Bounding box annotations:
______

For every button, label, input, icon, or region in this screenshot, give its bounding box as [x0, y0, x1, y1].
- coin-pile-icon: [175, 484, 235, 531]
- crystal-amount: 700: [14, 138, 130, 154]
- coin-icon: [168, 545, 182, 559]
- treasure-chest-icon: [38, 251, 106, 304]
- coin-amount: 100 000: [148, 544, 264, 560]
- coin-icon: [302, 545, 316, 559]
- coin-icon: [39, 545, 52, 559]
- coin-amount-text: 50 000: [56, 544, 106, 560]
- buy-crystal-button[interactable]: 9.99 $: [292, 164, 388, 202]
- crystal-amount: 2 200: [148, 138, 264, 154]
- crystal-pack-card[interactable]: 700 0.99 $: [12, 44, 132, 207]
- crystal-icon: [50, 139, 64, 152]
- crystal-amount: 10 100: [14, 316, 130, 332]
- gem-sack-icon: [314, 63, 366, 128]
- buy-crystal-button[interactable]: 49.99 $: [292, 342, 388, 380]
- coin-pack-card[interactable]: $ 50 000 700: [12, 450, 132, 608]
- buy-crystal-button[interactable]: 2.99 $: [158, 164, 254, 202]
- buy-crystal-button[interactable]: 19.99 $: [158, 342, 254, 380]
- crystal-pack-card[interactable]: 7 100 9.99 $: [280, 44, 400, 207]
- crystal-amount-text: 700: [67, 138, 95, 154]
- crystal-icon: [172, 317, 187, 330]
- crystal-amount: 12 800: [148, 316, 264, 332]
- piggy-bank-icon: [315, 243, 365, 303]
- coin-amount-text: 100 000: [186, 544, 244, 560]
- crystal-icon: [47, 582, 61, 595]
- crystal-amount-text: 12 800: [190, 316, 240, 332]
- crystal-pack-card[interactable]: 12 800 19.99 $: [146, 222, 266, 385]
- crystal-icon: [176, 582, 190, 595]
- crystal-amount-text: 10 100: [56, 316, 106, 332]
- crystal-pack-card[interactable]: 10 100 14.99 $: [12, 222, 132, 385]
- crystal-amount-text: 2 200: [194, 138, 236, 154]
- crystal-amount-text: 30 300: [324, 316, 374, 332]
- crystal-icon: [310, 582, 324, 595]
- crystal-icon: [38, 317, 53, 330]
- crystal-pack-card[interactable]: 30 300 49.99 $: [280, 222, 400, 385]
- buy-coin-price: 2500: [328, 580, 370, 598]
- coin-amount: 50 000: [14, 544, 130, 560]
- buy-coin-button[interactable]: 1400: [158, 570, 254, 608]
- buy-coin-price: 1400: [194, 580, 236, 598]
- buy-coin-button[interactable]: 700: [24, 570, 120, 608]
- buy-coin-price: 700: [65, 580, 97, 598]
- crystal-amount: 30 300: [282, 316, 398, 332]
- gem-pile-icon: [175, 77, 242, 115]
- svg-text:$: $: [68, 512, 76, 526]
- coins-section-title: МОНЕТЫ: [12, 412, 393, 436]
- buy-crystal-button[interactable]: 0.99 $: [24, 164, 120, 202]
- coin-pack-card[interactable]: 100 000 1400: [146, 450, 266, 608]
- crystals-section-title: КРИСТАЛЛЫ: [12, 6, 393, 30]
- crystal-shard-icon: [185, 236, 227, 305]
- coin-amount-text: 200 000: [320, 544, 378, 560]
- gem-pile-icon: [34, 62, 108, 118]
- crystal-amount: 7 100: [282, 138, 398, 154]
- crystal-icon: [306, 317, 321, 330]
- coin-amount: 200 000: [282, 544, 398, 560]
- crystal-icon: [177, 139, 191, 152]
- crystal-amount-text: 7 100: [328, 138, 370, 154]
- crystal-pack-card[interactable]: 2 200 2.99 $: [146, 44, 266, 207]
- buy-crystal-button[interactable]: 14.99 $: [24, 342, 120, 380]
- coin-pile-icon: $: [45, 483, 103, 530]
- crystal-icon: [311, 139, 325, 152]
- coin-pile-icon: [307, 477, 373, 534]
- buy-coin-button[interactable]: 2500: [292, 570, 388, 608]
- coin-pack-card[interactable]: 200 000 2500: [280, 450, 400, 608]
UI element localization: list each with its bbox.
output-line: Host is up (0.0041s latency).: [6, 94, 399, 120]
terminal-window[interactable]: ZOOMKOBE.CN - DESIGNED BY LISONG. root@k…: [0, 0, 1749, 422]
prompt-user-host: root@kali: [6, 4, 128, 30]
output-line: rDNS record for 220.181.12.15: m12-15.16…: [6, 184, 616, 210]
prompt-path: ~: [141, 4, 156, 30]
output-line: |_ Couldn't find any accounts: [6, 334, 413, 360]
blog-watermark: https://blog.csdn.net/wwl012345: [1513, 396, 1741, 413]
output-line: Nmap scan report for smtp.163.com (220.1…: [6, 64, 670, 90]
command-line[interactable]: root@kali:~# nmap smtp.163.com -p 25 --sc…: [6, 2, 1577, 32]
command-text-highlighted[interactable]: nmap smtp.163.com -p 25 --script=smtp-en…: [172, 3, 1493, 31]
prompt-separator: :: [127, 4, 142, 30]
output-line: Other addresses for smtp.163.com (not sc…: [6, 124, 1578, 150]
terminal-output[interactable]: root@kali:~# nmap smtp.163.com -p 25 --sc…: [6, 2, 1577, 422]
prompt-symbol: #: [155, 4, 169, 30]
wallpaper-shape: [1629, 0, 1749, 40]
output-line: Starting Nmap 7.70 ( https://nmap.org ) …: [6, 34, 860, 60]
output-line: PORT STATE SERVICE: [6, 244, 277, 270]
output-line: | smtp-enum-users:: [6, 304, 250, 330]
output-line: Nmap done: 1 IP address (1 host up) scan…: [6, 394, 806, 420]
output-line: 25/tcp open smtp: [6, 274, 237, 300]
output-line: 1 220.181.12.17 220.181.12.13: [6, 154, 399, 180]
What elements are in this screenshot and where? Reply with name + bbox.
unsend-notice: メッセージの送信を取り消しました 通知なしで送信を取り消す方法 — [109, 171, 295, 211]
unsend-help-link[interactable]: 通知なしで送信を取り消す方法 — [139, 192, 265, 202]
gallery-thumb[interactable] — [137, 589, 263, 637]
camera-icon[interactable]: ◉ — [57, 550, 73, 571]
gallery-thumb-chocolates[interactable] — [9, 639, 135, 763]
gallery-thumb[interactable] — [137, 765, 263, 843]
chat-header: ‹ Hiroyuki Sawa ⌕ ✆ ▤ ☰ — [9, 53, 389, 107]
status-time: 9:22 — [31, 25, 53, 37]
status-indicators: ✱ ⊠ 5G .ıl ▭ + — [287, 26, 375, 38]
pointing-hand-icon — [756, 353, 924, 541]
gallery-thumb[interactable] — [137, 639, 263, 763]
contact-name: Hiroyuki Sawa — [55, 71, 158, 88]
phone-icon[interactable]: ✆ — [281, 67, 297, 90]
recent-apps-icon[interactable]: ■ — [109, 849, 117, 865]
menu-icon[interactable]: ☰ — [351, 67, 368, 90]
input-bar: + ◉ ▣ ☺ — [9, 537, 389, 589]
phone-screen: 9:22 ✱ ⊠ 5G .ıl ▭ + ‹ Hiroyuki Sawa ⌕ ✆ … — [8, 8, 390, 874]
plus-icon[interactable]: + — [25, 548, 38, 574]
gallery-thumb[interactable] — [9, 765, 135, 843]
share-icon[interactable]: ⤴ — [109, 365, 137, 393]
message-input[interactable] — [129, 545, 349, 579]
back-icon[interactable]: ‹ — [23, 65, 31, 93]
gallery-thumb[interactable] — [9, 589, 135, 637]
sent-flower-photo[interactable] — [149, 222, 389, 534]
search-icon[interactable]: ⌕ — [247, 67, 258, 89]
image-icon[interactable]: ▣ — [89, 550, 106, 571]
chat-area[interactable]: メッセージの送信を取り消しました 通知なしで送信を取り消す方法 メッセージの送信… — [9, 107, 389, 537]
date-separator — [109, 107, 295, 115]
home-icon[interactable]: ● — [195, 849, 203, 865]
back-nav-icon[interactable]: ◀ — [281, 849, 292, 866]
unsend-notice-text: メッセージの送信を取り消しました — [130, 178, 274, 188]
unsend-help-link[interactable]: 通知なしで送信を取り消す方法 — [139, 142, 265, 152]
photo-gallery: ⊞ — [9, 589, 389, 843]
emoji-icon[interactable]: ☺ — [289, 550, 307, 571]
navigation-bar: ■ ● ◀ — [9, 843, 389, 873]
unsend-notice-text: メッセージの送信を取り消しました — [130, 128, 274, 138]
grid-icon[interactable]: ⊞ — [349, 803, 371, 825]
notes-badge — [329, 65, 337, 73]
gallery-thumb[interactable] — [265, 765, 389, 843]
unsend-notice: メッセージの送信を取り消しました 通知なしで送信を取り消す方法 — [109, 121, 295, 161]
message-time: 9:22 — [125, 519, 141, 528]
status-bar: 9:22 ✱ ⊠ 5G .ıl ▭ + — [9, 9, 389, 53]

______

**GOAL**:
Reproduce verbatim the lines of the listing starting at its first line and ending at the line that contains "- buy-crystal-button[interactable]: 19.99", with both of those lines included.

**TASK ANSWER**:
For every button, label, input, icon, or region in this screenshot, give its bounding box as [x0, y0, x1, y1].
- coin-pile-icon: [175, 484, 235, 531]
- crystal-amount: 700: [14, 138, 130, 154]
- coin-icon: [168, 545, 182, 559]
- treasure-chest-icon: [38, 251, 106, 304]
- coin-amount: 100 000: [148, 544, 264, 560]
- coin-icon: [302, 545, 316, 559]
- coin-icon: [39, 545, 52, 559]
- coin-amount-text: 50 000: [56, 544, 106, 560]
- buy-crystal-button[interactable]: 9.99 $: [292, 164, 388, 202]
- crystal-amount: 2 200: [148, 138, 264, 154]
- crystal-pack-card[interactable]: 700 0.99 $: [12, 44, 132, 207]
- crystal-icon: [50, 139, 64, 152]
- crystal-amount: 10 100: [14, 316, 130, 332]
- gem-sack-icon: [314, 63, 366, 128]
- buy-crystal-button[interactable]: 49.99 $: [292, 342, 388, 380]
- coin-pack-card[interactable]: $ 50 000 700: [12, 450, 132, 608]
- buy-crystal-button[interactable]: 2.99 $: [158, 164, 254, 202]
- buy-crystal-button[interactable]: 19.99 $: [158, 342, 254, 380]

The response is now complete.